### [REQUIREMENTS]
Below is some material; transcribe all of it exactly.
--- START ---
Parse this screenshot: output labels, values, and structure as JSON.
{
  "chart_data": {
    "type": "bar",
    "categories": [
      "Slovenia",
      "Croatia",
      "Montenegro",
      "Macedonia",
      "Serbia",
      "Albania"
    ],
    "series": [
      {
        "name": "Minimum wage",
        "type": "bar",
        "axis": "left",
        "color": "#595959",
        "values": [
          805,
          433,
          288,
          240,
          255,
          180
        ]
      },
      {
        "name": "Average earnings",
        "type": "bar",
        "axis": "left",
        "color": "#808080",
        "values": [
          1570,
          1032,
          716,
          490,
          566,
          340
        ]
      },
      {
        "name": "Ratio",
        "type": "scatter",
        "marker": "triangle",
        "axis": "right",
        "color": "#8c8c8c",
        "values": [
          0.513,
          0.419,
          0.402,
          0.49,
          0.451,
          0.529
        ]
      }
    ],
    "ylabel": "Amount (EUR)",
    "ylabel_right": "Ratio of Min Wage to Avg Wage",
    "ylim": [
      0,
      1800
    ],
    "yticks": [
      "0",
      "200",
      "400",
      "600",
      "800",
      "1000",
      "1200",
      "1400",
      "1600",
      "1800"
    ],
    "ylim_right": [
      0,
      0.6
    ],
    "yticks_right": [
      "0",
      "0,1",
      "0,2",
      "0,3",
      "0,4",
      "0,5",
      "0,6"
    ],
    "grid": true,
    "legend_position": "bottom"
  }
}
--- END ---
### [FULL OUTPUT]
Parse this screenshot: output labels, values, and structure as JSON.
{
  "chart_data": {
    "type": "bar",
    "categories": [
      "Slovenia",
      "Croatia",
      "Montenegro",
      "Macedonia",
      "Serbia",
      "Albania"
    ],
    "series": [
      {
        "name": "Minimum wage",
        "type": "bar",
        "axis": "left",
        "color": "#595959",
        "values": [
          805,
          433,
          288,
          240,
          255,
          180
        ]
      },
      {
        "name": "Average earnings",
        "type": "bar",
        "axis": "left",
        "color": "#808080",
        "values": [
          1570,
          1032,
          716,
          490,
          566,
          340
        ]
      },
      {
        "name": "Ratio",
        "type": "scatter",
        "marker": "triangle",
        "axis": "right",
        "color": "#8c8c8c",
        "values": [
          0.513,
          0.419,
          0.402,
          0.49,
          0.451,
          0.529
        ]
      }
    ],
    "ylabel": "Amount (EUR)",
    "ylabel_right": "Ratio of Min Wage to Avg Wage",
    "ylim": [
      0,
      1800
    ],
    "yticks": [
      "0",
      "200",
      "400",
      "600",
      "800",
      "1000",
      "1200",
      "1400",
      "1600",
      "1800"
    ],
    "ylim_right": [
      0,
      0.6
    ],
    "yticks_right": [
      "0",
      "0,1",
      "0,2",
      "0,3",
      "0,4",
      "0,5",
      "0,6"
    ],
    "grid": true,
    "legend_position": "bottom"
  }
}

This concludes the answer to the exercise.